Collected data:
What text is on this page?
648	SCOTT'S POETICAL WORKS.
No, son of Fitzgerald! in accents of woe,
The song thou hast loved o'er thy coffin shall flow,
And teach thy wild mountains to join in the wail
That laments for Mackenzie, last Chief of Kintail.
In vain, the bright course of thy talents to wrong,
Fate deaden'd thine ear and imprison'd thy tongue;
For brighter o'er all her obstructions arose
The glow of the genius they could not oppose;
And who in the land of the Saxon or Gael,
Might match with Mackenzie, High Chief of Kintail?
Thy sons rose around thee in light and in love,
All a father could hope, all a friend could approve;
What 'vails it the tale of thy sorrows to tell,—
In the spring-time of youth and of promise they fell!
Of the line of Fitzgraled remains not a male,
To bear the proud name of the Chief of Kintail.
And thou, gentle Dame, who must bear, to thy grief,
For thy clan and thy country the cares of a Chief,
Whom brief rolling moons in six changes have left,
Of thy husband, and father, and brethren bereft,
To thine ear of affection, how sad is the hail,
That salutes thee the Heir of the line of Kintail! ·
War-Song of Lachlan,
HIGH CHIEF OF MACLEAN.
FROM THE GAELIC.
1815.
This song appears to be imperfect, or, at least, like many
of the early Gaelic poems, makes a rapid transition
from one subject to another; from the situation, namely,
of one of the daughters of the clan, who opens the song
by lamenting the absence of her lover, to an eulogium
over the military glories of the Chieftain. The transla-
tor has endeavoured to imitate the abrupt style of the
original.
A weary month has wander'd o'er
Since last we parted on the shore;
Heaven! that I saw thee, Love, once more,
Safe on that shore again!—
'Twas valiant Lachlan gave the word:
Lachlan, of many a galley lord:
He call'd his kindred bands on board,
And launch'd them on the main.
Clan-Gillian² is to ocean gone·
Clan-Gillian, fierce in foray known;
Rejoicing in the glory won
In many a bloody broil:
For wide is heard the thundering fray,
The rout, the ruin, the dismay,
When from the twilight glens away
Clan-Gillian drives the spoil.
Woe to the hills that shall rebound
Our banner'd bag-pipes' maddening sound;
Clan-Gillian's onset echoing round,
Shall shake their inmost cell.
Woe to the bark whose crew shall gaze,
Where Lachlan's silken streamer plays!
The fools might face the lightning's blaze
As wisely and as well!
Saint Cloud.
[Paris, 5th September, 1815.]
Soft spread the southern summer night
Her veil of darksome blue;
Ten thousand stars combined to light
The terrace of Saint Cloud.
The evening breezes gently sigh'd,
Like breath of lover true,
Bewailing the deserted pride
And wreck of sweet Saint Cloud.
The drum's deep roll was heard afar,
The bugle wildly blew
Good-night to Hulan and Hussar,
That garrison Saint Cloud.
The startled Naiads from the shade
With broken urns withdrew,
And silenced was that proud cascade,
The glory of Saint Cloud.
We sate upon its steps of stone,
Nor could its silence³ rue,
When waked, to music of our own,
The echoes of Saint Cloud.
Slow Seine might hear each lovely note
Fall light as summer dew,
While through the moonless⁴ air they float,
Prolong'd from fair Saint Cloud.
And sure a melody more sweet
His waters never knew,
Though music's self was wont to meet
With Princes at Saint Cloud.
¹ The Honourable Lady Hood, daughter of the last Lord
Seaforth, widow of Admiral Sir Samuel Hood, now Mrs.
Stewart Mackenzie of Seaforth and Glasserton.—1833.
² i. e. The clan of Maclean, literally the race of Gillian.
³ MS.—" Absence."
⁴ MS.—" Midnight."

--- Written instruction ---
Lines holding the word "Saint" in the entries above are the ones to pull out. Copy them all.

--- Expected answer ---
Saint Cloud.
The terrace of Saint Cloud.
And wreck of sweet Saint Cloud.
That garrison Saint Cloud.
The glory of Saint Cloud.
The echoes of Saint Cloud.
Prolong'd from fair Saint Cloud.
With Princes at Saint Cloud.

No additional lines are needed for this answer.